**Exercise details**
Pick out each line below containing "システム工学特別演習".

**Data in this exercise**

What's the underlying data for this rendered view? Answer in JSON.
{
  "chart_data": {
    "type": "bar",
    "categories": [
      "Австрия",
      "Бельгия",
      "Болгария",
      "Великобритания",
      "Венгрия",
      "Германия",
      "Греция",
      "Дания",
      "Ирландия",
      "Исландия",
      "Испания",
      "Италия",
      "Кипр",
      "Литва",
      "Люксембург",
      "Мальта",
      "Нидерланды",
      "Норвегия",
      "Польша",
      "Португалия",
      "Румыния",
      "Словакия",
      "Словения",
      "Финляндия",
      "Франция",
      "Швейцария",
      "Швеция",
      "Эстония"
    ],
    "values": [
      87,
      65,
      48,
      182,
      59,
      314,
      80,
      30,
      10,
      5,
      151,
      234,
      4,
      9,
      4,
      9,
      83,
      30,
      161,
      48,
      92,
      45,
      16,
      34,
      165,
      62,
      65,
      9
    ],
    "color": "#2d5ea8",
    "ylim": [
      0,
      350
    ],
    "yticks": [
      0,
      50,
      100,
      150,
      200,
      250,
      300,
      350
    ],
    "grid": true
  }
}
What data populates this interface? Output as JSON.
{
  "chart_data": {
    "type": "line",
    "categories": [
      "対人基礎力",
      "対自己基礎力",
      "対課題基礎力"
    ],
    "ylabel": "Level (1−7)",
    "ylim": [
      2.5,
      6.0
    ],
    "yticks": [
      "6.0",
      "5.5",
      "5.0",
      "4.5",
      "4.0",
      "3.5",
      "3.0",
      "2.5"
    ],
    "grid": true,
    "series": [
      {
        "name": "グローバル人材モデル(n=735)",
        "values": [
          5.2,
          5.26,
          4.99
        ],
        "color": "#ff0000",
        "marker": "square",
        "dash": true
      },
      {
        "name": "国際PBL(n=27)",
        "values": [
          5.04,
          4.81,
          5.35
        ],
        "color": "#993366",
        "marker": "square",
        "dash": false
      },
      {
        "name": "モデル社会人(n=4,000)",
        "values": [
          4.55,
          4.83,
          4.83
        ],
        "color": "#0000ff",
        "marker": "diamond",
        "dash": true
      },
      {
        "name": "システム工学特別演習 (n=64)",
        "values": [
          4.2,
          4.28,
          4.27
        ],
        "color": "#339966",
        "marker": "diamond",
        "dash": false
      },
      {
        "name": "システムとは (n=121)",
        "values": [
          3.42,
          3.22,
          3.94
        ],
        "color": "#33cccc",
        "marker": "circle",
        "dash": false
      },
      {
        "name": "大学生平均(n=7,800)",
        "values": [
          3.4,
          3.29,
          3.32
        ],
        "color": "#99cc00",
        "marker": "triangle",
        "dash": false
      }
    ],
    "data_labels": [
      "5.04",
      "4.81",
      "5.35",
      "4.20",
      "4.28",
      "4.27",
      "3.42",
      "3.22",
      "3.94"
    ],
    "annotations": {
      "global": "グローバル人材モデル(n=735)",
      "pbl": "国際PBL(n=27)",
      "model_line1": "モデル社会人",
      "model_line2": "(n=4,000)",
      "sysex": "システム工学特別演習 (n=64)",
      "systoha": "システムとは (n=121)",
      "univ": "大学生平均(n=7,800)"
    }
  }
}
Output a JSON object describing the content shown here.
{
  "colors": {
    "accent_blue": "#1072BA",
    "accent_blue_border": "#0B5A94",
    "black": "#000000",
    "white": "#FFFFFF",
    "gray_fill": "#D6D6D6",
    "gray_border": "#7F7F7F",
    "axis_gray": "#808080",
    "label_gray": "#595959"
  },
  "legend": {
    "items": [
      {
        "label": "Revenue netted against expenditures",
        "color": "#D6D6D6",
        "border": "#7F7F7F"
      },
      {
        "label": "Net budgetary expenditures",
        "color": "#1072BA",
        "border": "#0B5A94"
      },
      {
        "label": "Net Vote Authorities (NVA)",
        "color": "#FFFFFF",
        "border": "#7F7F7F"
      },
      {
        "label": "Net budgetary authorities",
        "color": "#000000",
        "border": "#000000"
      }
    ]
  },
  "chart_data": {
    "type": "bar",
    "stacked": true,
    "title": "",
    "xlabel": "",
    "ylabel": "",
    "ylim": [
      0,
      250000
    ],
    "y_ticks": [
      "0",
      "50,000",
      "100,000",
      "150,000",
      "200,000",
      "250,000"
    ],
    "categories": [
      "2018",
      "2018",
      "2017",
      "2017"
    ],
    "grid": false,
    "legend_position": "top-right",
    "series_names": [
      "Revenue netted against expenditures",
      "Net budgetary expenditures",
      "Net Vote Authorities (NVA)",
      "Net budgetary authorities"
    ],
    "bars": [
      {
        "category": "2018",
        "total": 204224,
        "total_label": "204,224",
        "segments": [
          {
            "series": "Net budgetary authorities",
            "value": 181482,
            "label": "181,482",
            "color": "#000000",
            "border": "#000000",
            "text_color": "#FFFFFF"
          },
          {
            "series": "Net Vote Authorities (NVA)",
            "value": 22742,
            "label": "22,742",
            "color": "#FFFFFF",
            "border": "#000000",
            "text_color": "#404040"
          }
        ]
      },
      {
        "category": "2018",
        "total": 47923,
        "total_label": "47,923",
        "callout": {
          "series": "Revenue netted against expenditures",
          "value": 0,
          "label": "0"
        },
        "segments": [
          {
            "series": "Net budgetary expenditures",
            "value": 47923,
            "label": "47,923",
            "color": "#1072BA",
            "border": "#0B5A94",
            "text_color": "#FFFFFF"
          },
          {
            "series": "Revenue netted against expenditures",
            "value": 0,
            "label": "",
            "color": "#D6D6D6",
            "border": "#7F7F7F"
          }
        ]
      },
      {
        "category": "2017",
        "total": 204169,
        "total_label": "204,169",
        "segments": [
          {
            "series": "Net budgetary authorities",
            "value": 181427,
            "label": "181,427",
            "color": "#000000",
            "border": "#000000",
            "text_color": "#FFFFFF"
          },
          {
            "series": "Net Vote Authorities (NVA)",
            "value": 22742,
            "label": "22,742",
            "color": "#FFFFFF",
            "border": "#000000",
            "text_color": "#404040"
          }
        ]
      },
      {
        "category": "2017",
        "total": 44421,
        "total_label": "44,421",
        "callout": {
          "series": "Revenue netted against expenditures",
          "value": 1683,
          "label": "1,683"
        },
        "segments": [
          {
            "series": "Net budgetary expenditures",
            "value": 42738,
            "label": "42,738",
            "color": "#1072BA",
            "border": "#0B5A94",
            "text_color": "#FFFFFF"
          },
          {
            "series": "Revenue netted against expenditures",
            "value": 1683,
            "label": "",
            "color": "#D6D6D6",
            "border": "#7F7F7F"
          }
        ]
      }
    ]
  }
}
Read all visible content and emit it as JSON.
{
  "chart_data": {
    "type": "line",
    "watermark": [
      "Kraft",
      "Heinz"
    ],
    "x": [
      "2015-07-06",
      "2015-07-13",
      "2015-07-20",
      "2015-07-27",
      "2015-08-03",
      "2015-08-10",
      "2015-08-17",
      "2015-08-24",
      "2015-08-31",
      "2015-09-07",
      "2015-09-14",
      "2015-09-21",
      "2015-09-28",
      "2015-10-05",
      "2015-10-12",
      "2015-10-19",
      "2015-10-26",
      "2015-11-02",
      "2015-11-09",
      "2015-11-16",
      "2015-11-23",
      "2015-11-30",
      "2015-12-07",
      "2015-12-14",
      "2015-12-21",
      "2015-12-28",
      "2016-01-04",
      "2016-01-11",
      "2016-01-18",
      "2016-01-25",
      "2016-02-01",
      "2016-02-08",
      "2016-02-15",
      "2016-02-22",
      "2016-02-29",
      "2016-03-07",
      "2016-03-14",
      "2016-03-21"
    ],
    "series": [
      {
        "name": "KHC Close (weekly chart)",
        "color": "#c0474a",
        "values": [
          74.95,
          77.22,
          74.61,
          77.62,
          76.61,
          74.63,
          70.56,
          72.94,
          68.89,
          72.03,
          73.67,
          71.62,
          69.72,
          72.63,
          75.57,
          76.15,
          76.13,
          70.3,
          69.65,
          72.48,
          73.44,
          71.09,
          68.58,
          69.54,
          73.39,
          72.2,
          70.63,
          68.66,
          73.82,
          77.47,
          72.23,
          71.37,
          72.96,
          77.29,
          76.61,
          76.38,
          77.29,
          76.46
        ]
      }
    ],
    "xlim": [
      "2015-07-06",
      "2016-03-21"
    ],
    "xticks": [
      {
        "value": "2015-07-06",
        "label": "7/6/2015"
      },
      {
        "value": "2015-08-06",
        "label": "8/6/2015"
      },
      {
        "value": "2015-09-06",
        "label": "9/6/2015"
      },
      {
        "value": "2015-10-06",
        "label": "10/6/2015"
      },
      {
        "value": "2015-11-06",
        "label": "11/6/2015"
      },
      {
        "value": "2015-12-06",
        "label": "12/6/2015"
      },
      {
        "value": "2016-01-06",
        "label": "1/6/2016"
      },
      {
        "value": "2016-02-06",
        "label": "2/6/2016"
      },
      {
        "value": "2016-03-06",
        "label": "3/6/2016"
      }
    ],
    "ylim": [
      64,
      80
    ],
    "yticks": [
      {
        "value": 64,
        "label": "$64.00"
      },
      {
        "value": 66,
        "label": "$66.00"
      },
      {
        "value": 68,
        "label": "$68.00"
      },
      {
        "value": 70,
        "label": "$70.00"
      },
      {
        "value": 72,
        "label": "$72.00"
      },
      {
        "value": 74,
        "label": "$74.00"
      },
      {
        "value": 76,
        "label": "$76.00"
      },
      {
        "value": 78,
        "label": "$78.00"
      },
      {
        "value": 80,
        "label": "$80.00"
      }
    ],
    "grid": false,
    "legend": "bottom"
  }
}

**Result**
        "name": "システム工学特別演習 (n=64)",
      "sysex": "システム工学特別演習 (n=64)",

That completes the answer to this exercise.